──────── SUPPLIED MATERIAL
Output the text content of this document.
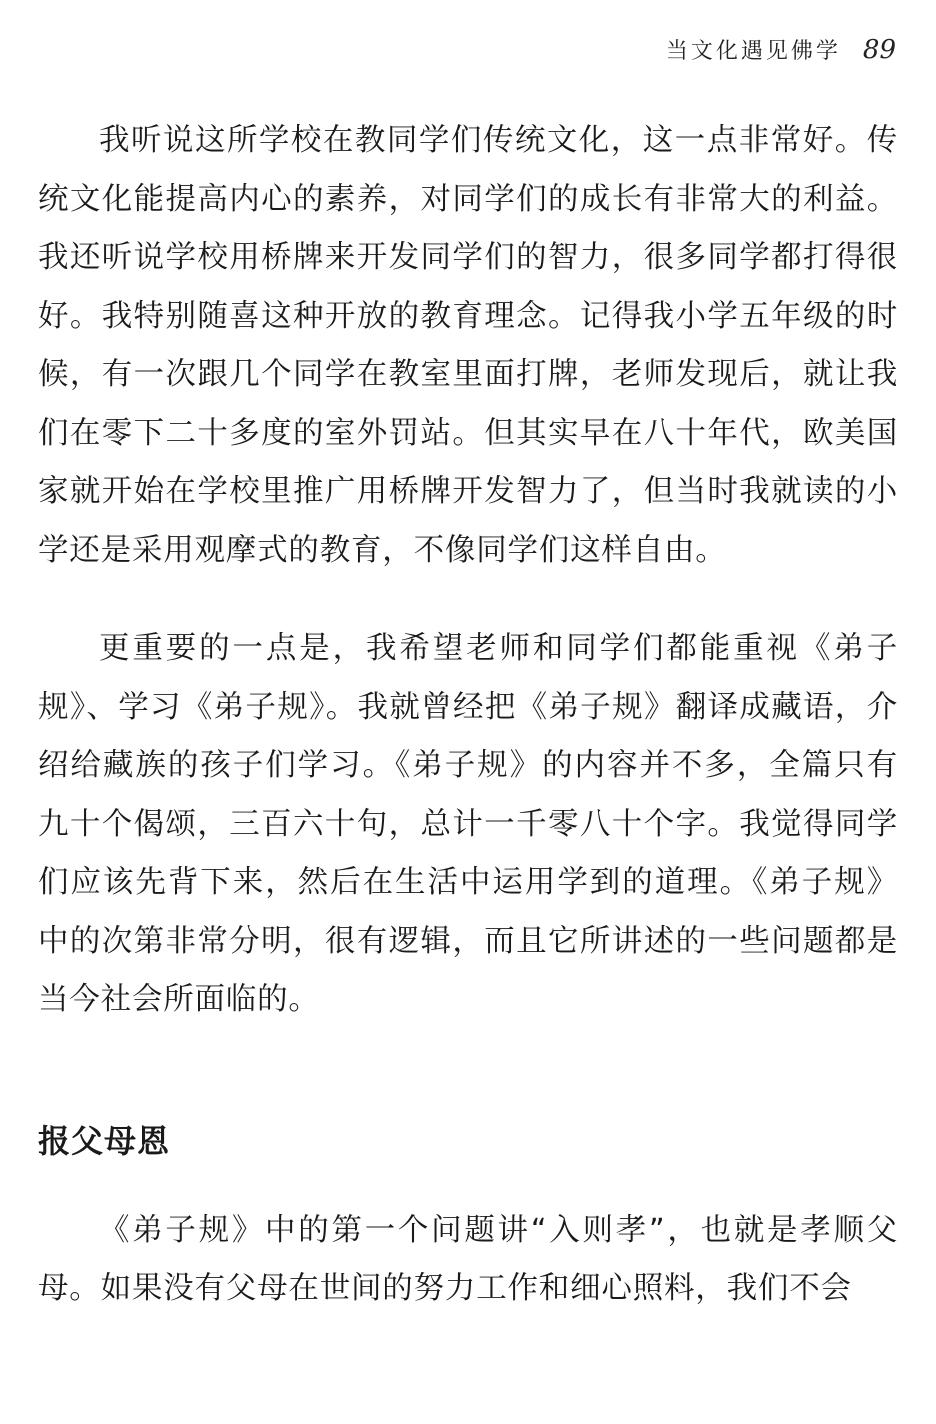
当文化遇见佛学 89

我听说这所学校在教同学们传统文化，这一点非常好。传统文化能提高内心的素养，对同学们的成长有非常大的利益。我还听说学校用桥牌来开发同学们的智力，很多同学都打得很好。我特别随喜这种开放的教育理念。记得我小学五年级的时候，有一次跟几个同学在教室里面打牌，老师发现后，就让我们在零下二十多度的室外罚站。但其实早在八十年代，欧美国家就开始在学校里推广用桥牌开发智力了，但当时我就读的小学还是采用观摩式的教育，不像同学们这样自由。

更重要的一点是，我希望老师和同学们都能重视《弟子规》、学习《弟子规》。我就曾经把《弟子规》翻译成藏语，介绍给藏族的孩子们学习。《弟子规》的内容并不多，全篇只有九十个偈颂，三百六十句，总计一千零八十个字。我觉得同学们应该先背下来，然后在生活中运用学到的道理。《弟子规》中的次第非常分明，很有逻辑，而且它所讲述的一些问题都是当今社会所面临的。

报父母恩

《弟子规》中的第一个问题讲“入则孝”，也就是孝顺父母。如果没有父母在世间的努力工作和细心照料，我们不会
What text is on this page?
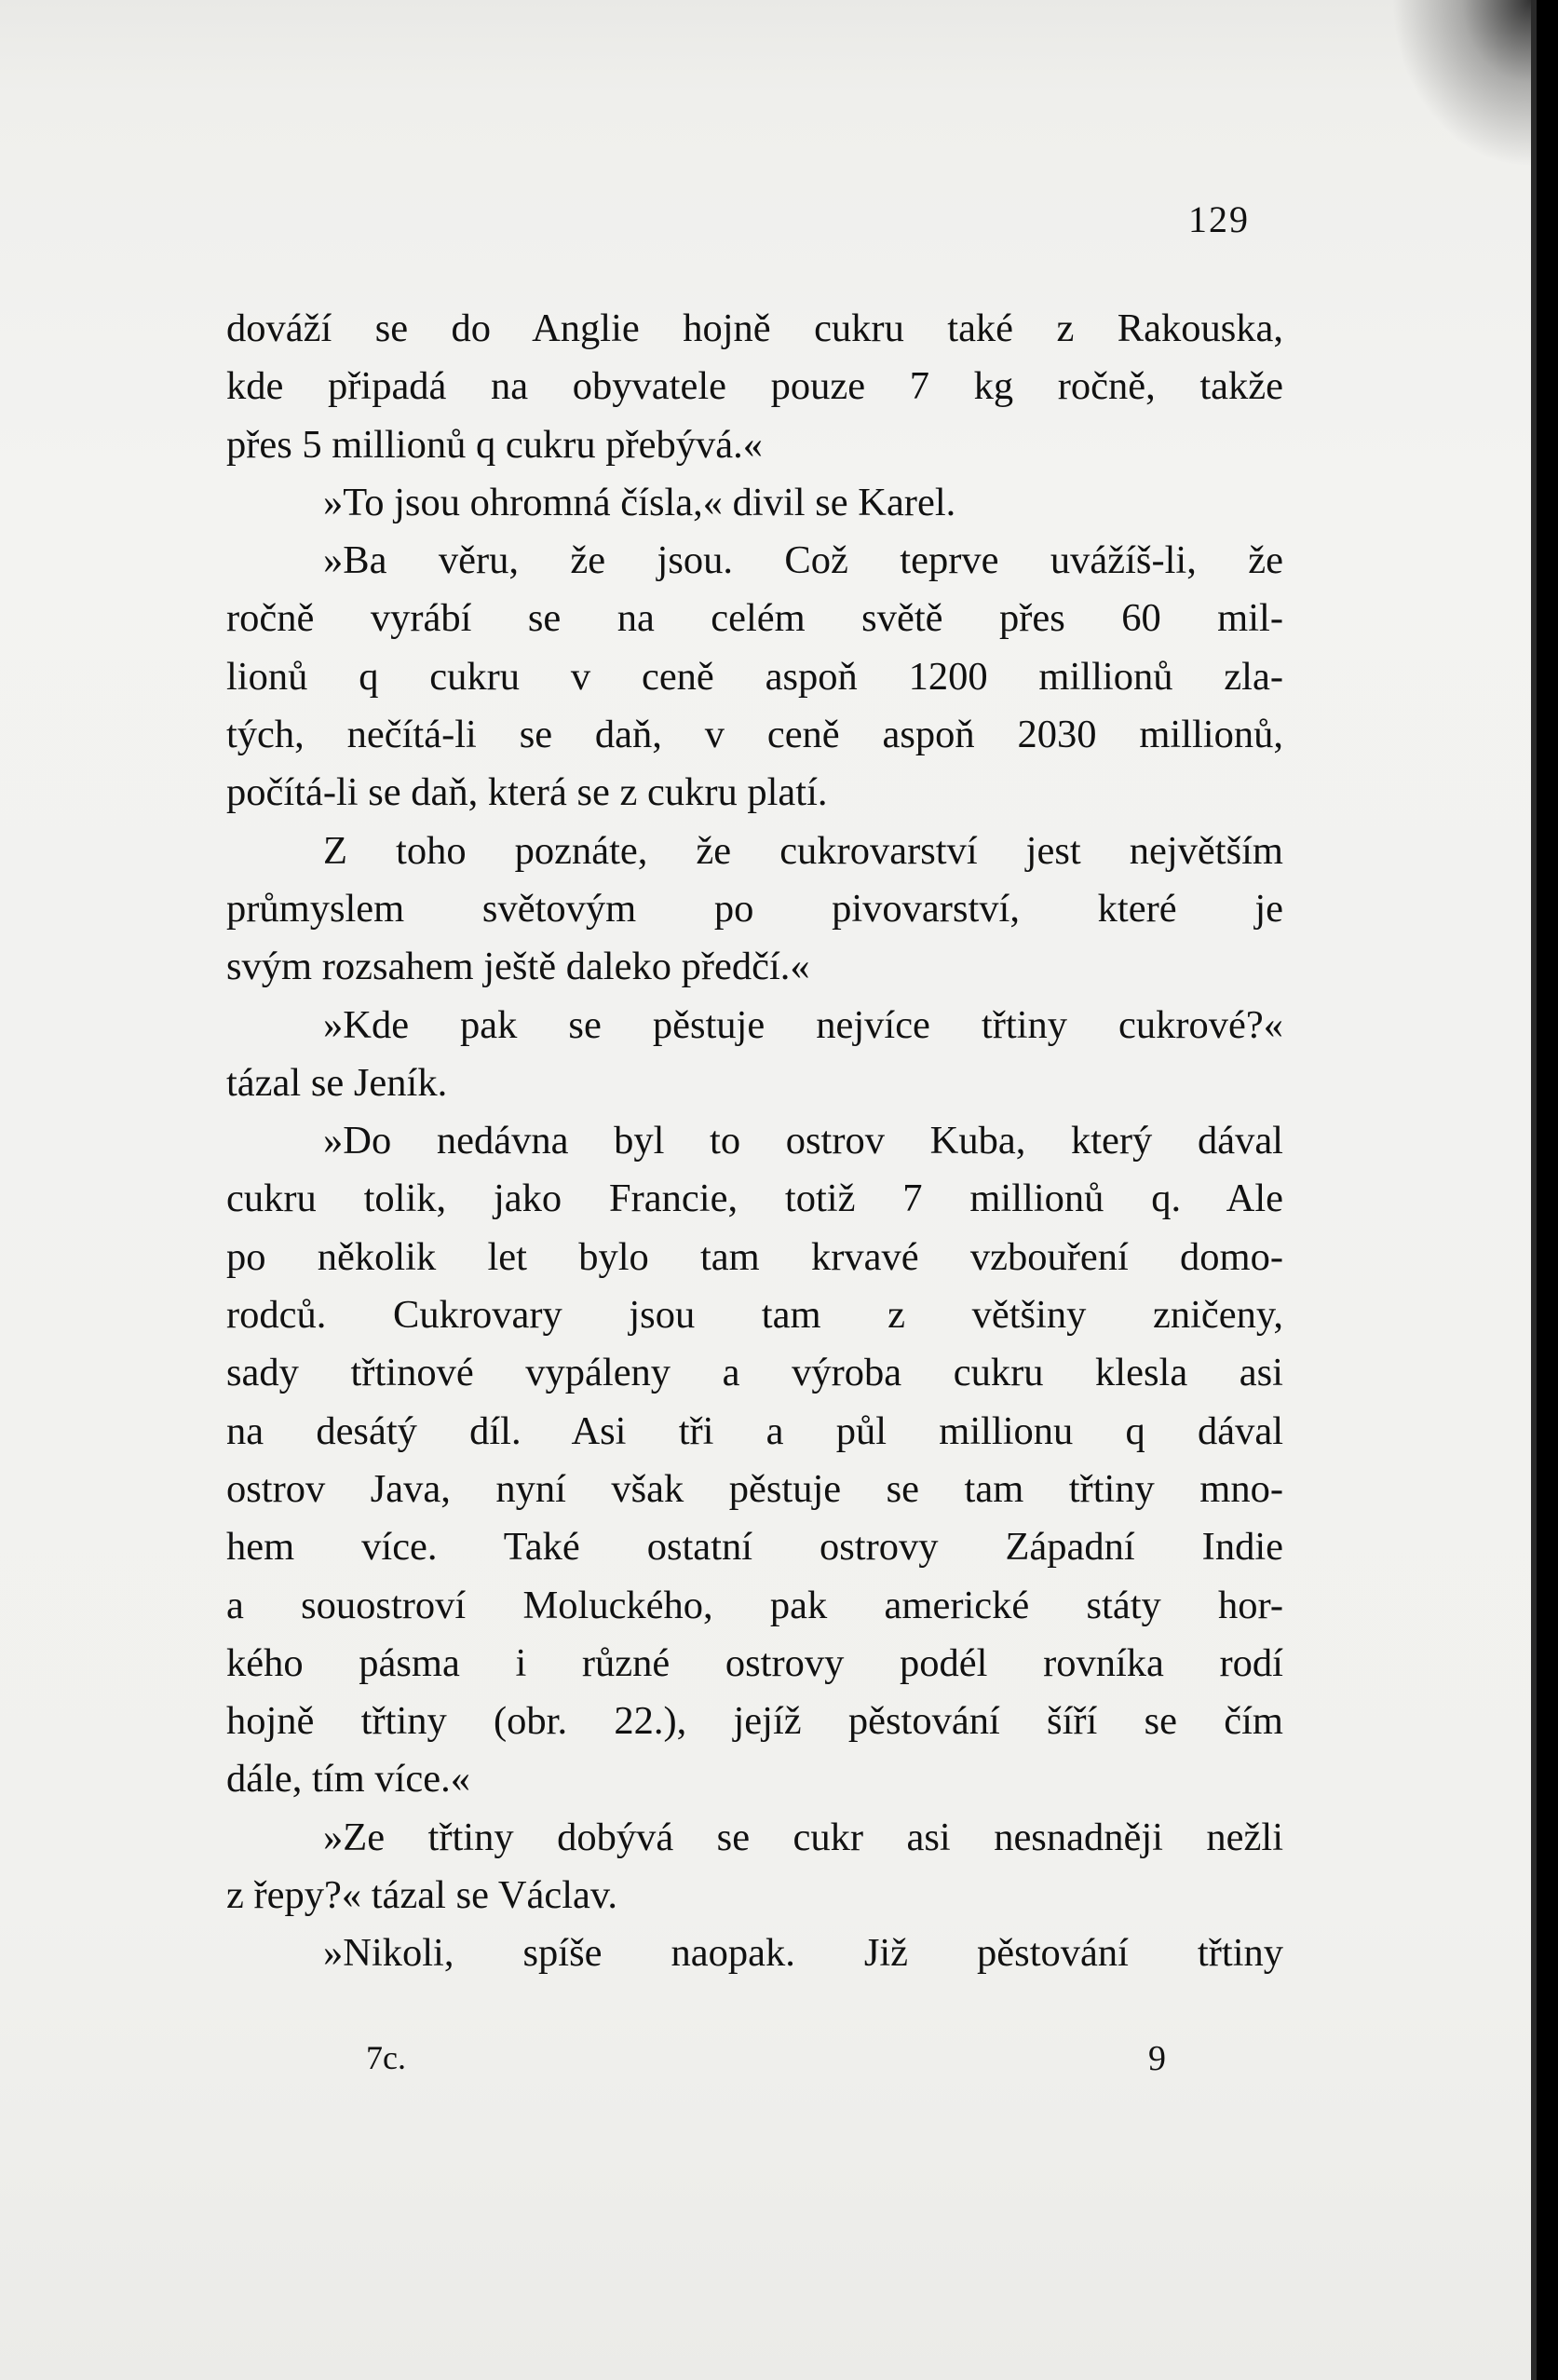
129
dováží se do Anglie hojně cukru také z Rakouska,
kde připadá na obyvatele pouze 7 kg ročně, takže
přes 5 millionů q cukru přebývá.«
»To jsou ohromná čísla,« divil se Karel.
»Ba věru, že jsou. Což teprve uvážíš-li, že
ročně vyrábí se na celém světě přes 60 mil-
lionů q cukru v ceně aspoň 1200 millionů zla-
tých, nečítá-li se daň, v ceně aspoň 2030 millionů,
počítá-li se daň, která se z cukru platí.
Z toho poznáte, že cukrovarství jest největším
průmyslem světovým po pivovarství, které je
svým rozsahem ještě daleko předčí.«
»Kde pak se pěstuje nejvíce třtiny cukrové?«
tázal se Jeník.
»Do nedávna byl to ostrov Kuba, který dával
cukru tolik, jako Francie, totiž 7 millionů q. Ale
po několik let bylo tam krvavé vzbouření domo-
rodců. Cukrovary jsou tam z většiny zničeny,
sady třtinové vypáleny a výroba cukru klesla asi
na desátý díl. Asi tři a půl millionu q dával
ostrov Java, nyní však pěstuje se tam třtiny mno-
hem více. Také ostatní ostrovy Západní Indie
a souostroví Moluckého, pak americké státy hor-
kého pásma i různé ostrovy podél rovníka rodí
hojně třtiny (obr. 22.), jejíž pěstování šíří se čím
dále, tím více.«
»Ze třtiny dobývá se cukr asi nesnadněji nežli
z řepy?« tázal se Václav.
»Nikoli, spíše naopak. Již pěstování třtiny
7c.	9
────────────────
Repeat the data exactly in full, omitting its pictures.

* [PROBLEM SOLUTION]:
Output the text content of this document.
当文化遇见佛学 89

我听说这所学校在教同学们传统文化，这一点非常好。传统文化能提高内心的素养，对同学们的成长有非常大的利益。我还听说学校用桥牌来开发同学们的智力，很多同学都打得很好。我特别随喜这种开放的教育理念。记得我小学五年级的时候，有一次跟几个同学在教室里面打牌，老师发现后，就让我们在零下二十多度的室外罚站。但其实早在八十年代，欧美国家就开始在学校里推广用桥牌开发智力了，但当时我就读的小学还是采用观摩式的教育，不像同学们这样自由。

更重要的一点是，我希望老师和同学们都能重视《弟子规》、学习《弟子规》。我就曾经把《弟子规》翻译成藏语，介绍给藏族的孩子们学习。《弟子规》的内容并不多，全篇只有九十个偈颂，三百六十句，总计一千零八十个字。我觉得同学们应该先背下来，然后在生活中运用学到的道理。《弟子规》中的次第非常分明，很有逻辑，而且它所讲述的一些问题都是当今社会所面临的。

报父母恩

《弟子规》中的第一个问题讲“入则孝”，也就是孝顺父母。如果没有父母在世间的努力工作和细心照料，我们不会
What text is on this page?
129
dováží se do Anglie hojně cukru také z Rakouska,
kde připadá na obyvatele pouze 7 kg ročně, takže
přes 5 millionů q cukru přebývá.«
»To jsou ohromná čísla,« divil se Karel.
»Ba věru, že jsou. Což teprve uvážíš-li, že
ročně vyrábí se na celém světě přes 60 mil-
lionů q cukru v ceně aspoň 1200 millionů zla-
tých, nečítá-li se daň, v ceně aspoň 2030 millionů,
počítá-li se daň, která se z cukru platí.
Z toho poznáte, že cukrovarství jest největším
průmyslem světovým po pivovarství, které je
svým rozsahem ještě daleko předčí.«
»Kde pak se pěstuje nejvíce třtiny cukrové?«
tázal se Jeník.
»Do nedávna byl to ostrov Kuba, který dával
cukru tolik, jako Francie, totiž 7 millionů q. Ale
po několik let bylo tam krvavé vzbouření domo-
rodců. Cukrovary jsou tam z většiny zničeny,
sady třtinové vypáleny a výroba cukru klesla asi
na desátý díl. Asi tři a půl millionu q dával
ostrov Java, nyní však pěstuje se tam třtiny mno-
hem více. Také ostatní ostrovy Západní Indie
a souostroví Moluckého, pak americké státy hor-
kého pásma i různé ostrovy podél rovníka rodí
hojně třtiny (obr. 22.), jejíž pěstování šíří se čím
dále, tím více.«
»Ze třtiny dobývá se cukr asi nesnadněji nežli
z řepy?« tázal se Václav.
»Nikoli, spíše naopak. Již pěstování třtiny
7c.	9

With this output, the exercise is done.